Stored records
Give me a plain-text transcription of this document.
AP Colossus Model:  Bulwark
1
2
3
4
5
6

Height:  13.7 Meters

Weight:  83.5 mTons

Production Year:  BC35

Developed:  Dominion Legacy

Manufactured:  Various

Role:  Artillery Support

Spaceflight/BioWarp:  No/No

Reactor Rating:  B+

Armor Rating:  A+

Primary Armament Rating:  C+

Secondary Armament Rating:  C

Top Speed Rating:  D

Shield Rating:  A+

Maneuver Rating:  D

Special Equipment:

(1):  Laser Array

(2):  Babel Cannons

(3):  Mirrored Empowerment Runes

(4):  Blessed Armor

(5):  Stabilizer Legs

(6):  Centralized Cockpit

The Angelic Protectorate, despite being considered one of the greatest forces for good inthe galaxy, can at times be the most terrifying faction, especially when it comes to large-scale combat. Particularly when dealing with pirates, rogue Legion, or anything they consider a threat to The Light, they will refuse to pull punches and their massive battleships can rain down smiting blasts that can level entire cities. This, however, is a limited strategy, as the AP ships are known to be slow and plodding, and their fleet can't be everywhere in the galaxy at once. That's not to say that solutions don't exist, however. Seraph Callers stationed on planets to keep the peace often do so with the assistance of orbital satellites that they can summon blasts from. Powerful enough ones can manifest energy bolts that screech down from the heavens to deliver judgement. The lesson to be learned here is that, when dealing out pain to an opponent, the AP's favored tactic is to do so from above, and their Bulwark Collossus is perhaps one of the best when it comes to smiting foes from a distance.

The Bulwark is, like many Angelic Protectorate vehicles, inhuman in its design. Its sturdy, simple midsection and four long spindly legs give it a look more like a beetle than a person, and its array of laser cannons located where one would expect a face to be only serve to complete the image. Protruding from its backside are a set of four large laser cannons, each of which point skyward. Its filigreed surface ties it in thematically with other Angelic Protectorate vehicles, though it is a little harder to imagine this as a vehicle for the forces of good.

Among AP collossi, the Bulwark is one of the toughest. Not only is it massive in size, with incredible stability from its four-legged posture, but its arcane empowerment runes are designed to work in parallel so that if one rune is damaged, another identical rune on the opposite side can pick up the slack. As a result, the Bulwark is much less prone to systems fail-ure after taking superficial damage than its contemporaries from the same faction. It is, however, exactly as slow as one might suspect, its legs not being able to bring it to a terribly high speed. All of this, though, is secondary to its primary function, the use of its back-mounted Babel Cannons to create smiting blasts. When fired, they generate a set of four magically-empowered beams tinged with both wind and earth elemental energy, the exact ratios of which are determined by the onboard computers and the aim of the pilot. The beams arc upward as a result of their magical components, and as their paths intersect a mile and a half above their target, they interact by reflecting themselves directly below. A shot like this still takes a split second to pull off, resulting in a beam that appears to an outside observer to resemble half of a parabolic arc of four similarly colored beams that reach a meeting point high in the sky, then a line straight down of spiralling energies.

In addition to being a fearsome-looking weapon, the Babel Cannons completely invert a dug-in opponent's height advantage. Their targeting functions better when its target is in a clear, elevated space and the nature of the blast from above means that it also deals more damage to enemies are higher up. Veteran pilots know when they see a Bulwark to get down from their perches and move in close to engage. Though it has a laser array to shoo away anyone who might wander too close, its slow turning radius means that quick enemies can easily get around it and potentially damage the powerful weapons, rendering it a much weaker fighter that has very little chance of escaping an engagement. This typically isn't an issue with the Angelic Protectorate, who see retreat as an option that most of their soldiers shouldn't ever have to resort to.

Task to complete.
Pull out all lines containing the word "good" from the entries above.

Output of the task.
The Angelic Protectorate, despite being considered one of the greatest forces for good inthe galaxy, can at times be the most terrifying faction, especially when it comes to large-scale combat. Particularly when dealing with pirates, rogue Legion, or anything they consider a threat to The Light, they will refuse to pull punches and their massive battleships can rain down smiting blasts that can level entire cities. This, however, is a limited strategy, as the AP ships are known to be slow and plodding, and their fleet can't be everywhere in the galaxy at once. That's not to say that solutions don't exist, however. Seraph Callers stationed on planets to keep the peace often do so with the assistance of orbital satellites that they can summon blasts from. Powerful enough ones can manifest energy bolts that screech down from the heavens to deliver judgement. The lesson to be learned here is that, when dealing out pain to an opponent, the AP's favored tactic is to do so from above, and their Bulwark Collossus is perhaps one of the best when it comes to smiting foes from a distance.
The Bulwark is, like many Angelic Protectorate vehicles, inhuman in its design. Its sturdy, simple midsection and four long spindly legs give it a look more like a beetle than a person, and its array of laser cannons located where one would expect a face to be only serve to complete the image. Protruding from its backside are a set of four large laser cannons, each of which point skyward. Its filigreed surface ties it in thematically with other Angelic Protectorate vehicles, though it is a little harder to imagine this as a vehicle for the forces of good.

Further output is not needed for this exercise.